Instruction:
Please list all lines of the material below in which the string "الاس" occurs.

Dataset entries
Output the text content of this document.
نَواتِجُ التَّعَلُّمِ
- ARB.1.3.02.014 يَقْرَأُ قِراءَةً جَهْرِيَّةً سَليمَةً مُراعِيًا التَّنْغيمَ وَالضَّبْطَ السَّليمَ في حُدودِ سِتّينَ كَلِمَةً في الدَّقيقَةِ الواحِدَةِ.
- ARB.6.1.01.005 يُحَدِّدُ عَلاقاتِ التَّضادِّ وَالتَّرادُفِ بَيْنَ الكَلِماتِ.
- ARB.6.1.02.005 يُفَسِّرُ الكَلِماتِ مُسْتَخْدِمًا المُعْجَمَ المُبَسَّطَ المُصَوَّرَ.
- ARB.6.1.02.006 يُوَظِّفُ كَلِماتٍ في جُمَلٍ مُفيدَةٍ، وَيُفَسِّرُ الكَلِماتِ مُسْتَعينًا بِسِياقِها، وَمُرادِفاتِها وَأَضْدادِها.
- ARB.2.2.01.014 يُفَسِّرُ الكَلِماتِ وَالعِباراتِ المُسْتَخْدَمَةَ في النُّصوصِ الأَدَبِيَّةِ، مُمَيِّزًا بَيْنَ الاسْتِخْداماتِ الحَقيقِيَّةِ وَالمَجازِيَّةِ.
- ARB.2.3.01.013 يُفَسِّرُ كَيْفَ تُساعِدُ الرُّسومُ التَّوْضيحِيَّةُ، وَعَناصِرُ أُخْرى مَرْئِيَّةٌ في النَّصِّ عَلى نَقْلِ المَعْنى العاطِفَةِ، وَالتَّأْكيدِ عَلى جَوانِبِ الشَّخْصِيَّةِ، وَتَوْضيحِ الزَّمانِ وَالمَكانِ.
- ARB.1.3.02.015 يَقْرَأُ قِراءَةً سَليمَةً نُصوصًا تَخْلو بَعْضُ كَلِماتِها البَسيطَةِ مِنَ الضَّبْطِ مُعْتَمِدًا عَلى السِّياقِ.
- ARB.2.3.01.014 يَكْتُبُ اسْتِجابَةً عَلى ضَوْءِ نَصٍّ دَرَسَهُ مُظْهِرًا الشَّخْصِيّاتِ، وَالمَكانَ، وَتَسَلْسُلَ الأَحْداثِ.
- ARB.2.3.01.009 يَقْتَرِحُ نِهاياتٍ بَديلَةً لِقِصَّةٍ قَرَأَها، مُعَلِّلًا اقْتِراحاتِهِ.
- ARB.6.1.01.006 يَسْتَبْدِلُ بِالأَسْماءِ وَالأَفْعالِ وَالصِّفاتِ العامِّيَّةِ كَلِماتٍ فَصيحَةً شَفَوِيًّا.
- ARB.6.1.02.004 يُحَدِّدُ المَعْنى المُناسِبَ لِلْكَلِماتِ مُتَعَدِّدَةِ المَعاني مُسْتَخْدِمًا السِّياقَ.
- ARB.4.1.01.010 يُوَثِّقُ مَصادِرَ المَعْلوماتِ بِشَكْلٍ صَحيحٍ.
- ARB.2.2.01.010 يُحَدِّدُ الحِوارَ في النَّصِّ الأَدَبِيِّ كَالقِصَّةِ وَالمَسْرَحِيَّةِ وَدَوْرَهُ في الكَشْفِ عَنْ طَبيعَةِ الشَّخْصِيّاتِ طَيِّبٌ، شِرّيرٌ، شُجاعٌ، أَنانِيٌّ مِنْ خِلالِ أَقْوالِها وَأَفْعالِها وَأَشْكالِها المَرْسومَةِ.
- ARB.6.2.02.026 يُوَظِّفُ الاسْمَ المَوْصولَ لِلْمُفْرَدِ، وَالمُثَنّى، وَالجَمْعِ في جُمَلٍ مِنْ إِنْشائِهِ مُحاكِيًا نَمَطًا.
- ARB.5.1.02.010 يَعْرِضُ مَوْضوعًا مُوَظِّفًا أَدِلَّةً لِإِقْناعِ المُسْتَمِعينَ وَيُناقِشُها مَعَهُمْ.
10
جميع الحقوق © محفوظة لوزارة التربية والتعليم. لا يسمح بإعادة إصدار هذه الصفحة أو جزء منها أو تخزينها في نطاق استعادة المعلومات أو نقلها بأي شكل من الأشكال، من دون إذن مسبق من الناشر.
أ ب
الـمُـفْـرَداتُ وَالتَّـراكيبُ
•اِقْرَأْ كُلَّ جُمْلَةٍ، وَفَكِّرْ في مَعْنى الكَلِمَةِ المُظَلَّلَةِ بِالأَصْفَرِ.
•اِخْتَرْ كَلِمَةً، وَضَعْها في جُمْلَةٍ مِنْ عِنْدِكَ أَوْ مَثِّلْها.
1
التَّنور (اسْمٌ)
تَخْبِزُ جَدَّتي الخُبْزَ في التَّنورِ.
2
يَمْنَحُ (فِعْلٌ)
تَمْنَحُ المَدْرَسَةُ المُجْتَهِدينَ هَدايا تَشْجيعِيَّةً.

Correct output:
- ARB.2.2.01.014 يُفَسِّرُ الكَلِماتِ وَالعِباراتِ المُسْتَخْدَمَةَ في النُّصوصِ الأَدَبِيَّةِ، مُمَيِّزًا بَيْنَ الاسْتِخْداماتِ الحَقيقِيَّةِ وَالمَجازِيَّةِ.
- ARB.6.2.02.026 يُوَظِّفُ الاسْمَ المَوْصولَ لِلْمُفْرَدِ، وَالمُثَنّى، وَالجَمْعِ في جُمَلٍ مِنْ إِنْشائِهِ مُحاكِيًا نَمَطًا.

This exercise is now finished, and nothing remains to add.